[What the task requires] Give an exact transcription of every line, dropping the images.

[Provided material]
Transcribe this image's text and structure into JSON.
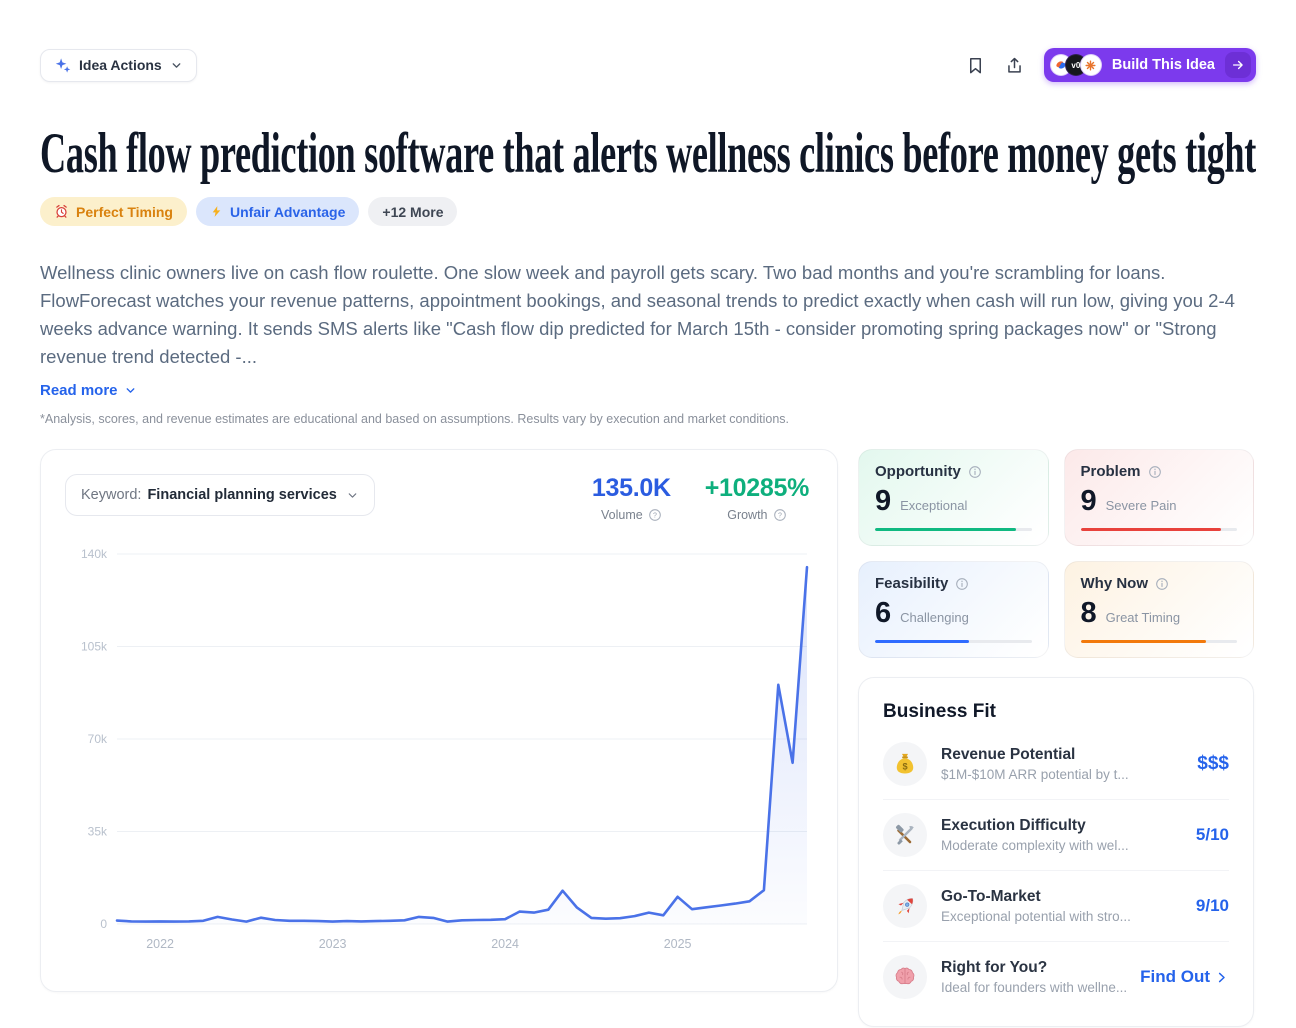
{
  "topbar": {
    "idea_actions_label": "Idea Actions",
    "build_button_label": "Build This Idea",
    "build_badges": [
      "bolt-logo-badge",
      "v0-logo-badge",
      "spark-logo-badge"
    ],
    "v0_badge_text": "v0"
  },
  "header": {
    "title": "Cash flow prediction software that alerts wellness clinics before money gets tight",
    "tags": [
      {
        "icon": "alarm-clock-icon",
        "label": "Perfect Timing"
      },
      {
        "icon": "lightning-icon",
        "label": "Unfair Advantage"
      },
      {
        "icon": "",
        "label": "+12 More"
      }
    ],
    "description": "Wellness clinic owners live on cash flow roulette. One slow week and payroll gets scary. Two bad months and you're scrambling for loans. FlowForecast watches your revenue patterns, appointment bookings, and seasonal trends to predict exactly when cash will run low, giving you 2-4 weeks advance warning. It sends SMS alerts like \"Cash flow dip predicted for March 15th - consider promoting spring packages now\" or \"Strong revenue trend detected -...",
    "read_more_label": "Read more",
    "disclaimer": "*Analysis, scores, and revenue estimates are educational and based on assumptions. Results vary by execution and market conditions."
  },
  "trend_panel": {
    "keyword_label": "Keyword:",
    "keyword_value": "Financial planning services",
    "volume": {
      "value": "135.0K",
      "label": "Volume",
      "color": "#2b5ce0"
    },
    "growth": {
      "value": "+10285%",
      "label": "Growth",
      "color": "#0eaf7d"
    }
  },
  "scores": [
    {
      "title": "Opportunity",
      "value": 9,
      "label": "Exceptional",
      "accent": "#10b981",
      "tint": "#e3f8ee"
    },
    {
      "title": "Problem",
      "value": 9,
      "label": "Severe Pain",
      "accent": "#e8423c",
      "tint": "#fce9e9"
    },
    {
      "title": "Feasibility",
      "value": 6,
      "label": "Challenging",
      "accent": "#2f6bff",
      "tint": "#e7f0fd"
    },
    {
      "title": "Why Now",
      "value": 8,
      "label": "Great Timing",
      "accent": "#f2790b",
      "tint": "#fdf2e2"
    }
  ],
  "business_fit": {
    "title": "Business Fit",
    "items": [
      {
        "icon": "money-bag-icon",
        "title": "Revenue Potential",
        "subtitle": "$1M-$10M ARR potential by t...",
        "value": "$$$"
      },
      {
        "icon": "tools-icon",
        "title": "Execution Difficulty",
        "subtitle": "Moderate complexity with wel...",
        "value": "5/10"
      },
      {
        "icon": "rocket-icon",
        "title": "Go-To-Market",
        "subtitle": "Exceptional potential with stro...",
        "value": "9/10"
      },
      {
        "icon": "brain-icon",
        "title": "Right for You?",
        "subtitle": "Ideal for founders with wellne...",
        "value": "Find Out"
      }
    ]
  },
  "chart_data": {
    "type": "area",
    "title": "Search volume trend for keyword",
    "keyword": "Financial planning services",
    "volume": "135.0K",
    "growth": "+10285%",
    "x": [
      "2021-10",
      "2021-11",
      "2021-12",
      "2022-01",
      "2022-02",
      "2022-03",
      "2022-04",
      "2022-05",
      "2022-06",
      "2022-07",
      "2022-08",
      "2022-09",
      "2022-10",
      "2022-11",
      "2022-12",
      "2023-01",
      "2023-02",
      "2023-03",
      "2023-04",
      "2023-05",
      "2023-06",
      "2023-07",
      "2023-08",
      "2023-09",
      "2023-10",
      "2023-11",
      "2023-12",
      "2024-01",
      "2024-02",
      "2024-03",
      "2024-04",
      "2024-05",
      "2024-06",
      "2024-07",
      "2024-08",
      "2024-09",
      "2024-10",
      "2024-11",
      "2024-12",
      "2025-01",
      "2025-02",
      "2025-03",
      "2025-04",
      "2025-05",
      "2025-06",
      "2025-07",
      "2025-08",
      "2025-09",
      "2025-10"
    ],
    "values": [
      1300,
      1000,
      900,
      1000,
      900,
      1000,
      1200,
      2700,
      1700,
      900,
      2400,
      1500,
      1200,
      1200,
      1100,
      900,
      1100,
      1000,
      1100,
      1200,
      1400,
      2700,
      2300,
      900,
      1400,
      1500,
      1600,
      1800,
      4700,
      4300,
      5400,
      12600,
      6200,
      2300,
      2000,
      2200,
      3000,
      4300,
      3300,
      10300,
      5600,
      6300,
      7000,
      7700,
      8600,
      12800,
      90500,
      61000,
      135000
    ],
    "ylim": [
      0,
      140000
    ],
    "yticks": [
      0,
      35000,
      70000,
      105000,
      140000
    ],
    "ytick_labels": [
      "0",
      "35k",
      "70k",
      "105k",
      "140k"
    ],
    "xtick_positions": [
      "2022-01",
      "2023-01",
      "2024-01",
      "2025-01"
    ],
    "xtick_labels": [
      "2022",
      "2023",
      "2024",
      "2025"
    ],
    "grid": "horizontal",
    "legend": "none",
    "line_color": "#4a72e8",
    "fill_color": "rgba(74,114,232,0.18)"
  }
}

[Response to this exercise]
Transcribe this image's text and structure into JSON.
{
  "topbar": {
    "idea_actions_label": "Idea Actions",
    "build_button_label": "Build This Idea",
    "build_badges": [
      "bolt-logo-badge",
      "v0-logo-badge",
      "spark-logo-badge"
    ],
    "v0_badge_text": "v0"
  },
  "header": {
    "title": "Cash flow prediction software that alerts wellness clinics before money gets tight",
    "tags": [
      {
        "icon": "alarm-clock-icon",
        "label": "Perfect Timing"
      },
      {
        "icon": "lightning-icon",
        "label": "Unfair Advantage"
      },
      {
        "icon": "",
        "label": "+12 More"
      }
    ],
    "description": "Wellness clinic owners live on cash flow roulette. One slow week and payroll gets scary. Two bad months and you're scrambling for loans. FlowForecast watches your revenue patterns, appointment bookings, and seasonal trends to predict exactly when cash will run low, giving you 2-4 weeks advance warning. It sends SMS alerts like \"Cash flow dip predicted for March 15th - consider promoting spring packages now\" or \"Strong revenue trend detected -...",
    "read_more_label": "Read more",
    "disclaimer": "*Analysis, scores, and revenue estimates are educational and based on assumptions. Results vary by execution and market conditions."
  },
  "trend_panel": {
    "keyword_label": "Keyword:",
    "keyword_value": "Financial planning services",
    "volume": {
      "value": "135.0K",
      "label": "Volume",
      "color": "#2b5ce0"
    },
    "growth": {
      "value": "+10285%",
      "label": "Growth",
      "color": "#0eaf7d"
    }
  },
  "scores": [
    {
      "title": "Opportunity",
      "value": 9,
      "label": "Exceptional",
      "accent": "#10b981",
      "tint": "#e3f8ee"
    },
    {
      "title": "Problem",
      "value": 9,
      "label": "Severe Pain",
      "accent": "#e8423c",
      "tint": "#fce9e9"
    },
    {
      "title": "Feasibility",
      "value": 6,
      "label": "Challenging",
      "accent": "#2f6bff",
      "tint": "#e7f0fd"
    },
    {
      "title": "Why Now",
      "value": 8,
      "label": "Great Timing",
      "accent": "#f2790b",
      "tint": "#fdf2e2"
    }
  ],
  "business_fit": {
    "title": "Business Fit",
    "items": [
      {
        "icon": "money-bag-icon",
        "title": "Revenue Potential",
        "subtitle": "$1M-$10M ARR potential by t...",
        "value": "$$$"
      },
      {
        "icon": "tools-icon",
        "title": "Execution Difficulty",
        "subtitle": "Moderate complexity with wel...",
        "value": "5/10"
      },
      {
        "icon": "rocket-icon",
        "title": "Go-To-Market",
        "subtitle": "Exceptional potential with stro...",
        "value": "9/10"
      },
      {
        "icon": "brain-icon",
        "title": "Right for You?",
        "subtitle": "Ideal for founders with wellne...",
        "value": "Find Out"
      }
    ]
  },
  "chart_data": {
    "type": "area",
    "title": "Search volume trend for keyword",
    "keyword": "Financial planning services",
    "volume": "135.0K",
    "growth": "+10285%",
    "x": [
      "2021-10",
      "2021-11",
      "2021-12",
      "2022-01",
      "2022-02",
      "2022-03",
      "2022-04",
      "2022-05",
      "2022-06",
      "2022-07",
      "2022-08",
      "2022-09",
      "2022-10",
      "2022-11",
      "2022-12",
      "2023-01",
      "2023-02",
      "2023-03",
      "2023-04",
      "2023-05",
      "2023-06",
      "2023-07",
      "2023-08",
      "2023-09",
      "2023-10",
      "2023-11",
      "2023-12",
      "2024-01",
      "2024-02",
      "2024-03",
      "2024-04",
      "2024-05",
      "2024-06",
      "2024-07",
      "2024-08",
      "2024-09",
      "2024-10",
      "2024-11",
      "2024-12",
      "2025-01",
      "2025-02",
      "2025-03",
      "2025-04",
      "2025-05",
      "2025-06",
      "2025-07",
      "2025-08",
      "2025-09",
      "2025-10"
    ],
    "values": [
      1300,
      1000,
      900,
      1000,
      900,
      1000,
      1200,
      2700,
      1700,
      900,
      2400,
      1500,
      1200,
      1200,
      1100,
      900,
      1100,
      1000,
      1100,
      1200,
      1400,
      2700,
      2300,
      900,
      1400,
      1500,
      1600,
      1800,
      4700,
      4300,
      5400,
      12600,
      6200,
      2300,
      2000,
      2200,
      3000,
      4300,
      3300,
      10300,
      5600,
      6300,
      7000,
      7700,
      8600,
      12800,
      90500,
      61000,
      135000
    ],
    "ylim": [
      0,
      140000
    ],
    "yticks": [
      0,
      35000,
      70000,
      105000,
      140000
    ],
    "ytick_labels": [
      "0",
      "35k",
      "70k",
      "105k",
      "140k"
    ],
    "xtick_positions": [
      "2022-01",
      "2023-01",
      "2024-01",
      "2025-01"
    ],
    "xtick_labels": [
      "2022",
      "2023",
      "2024",
      "2025"
    ],
    "grid": "horizontal",
    "legend": "none",
    "line_color": "#4a72e8",
    "fill_color": "rgba(74,114,232,0.18)"
  }
}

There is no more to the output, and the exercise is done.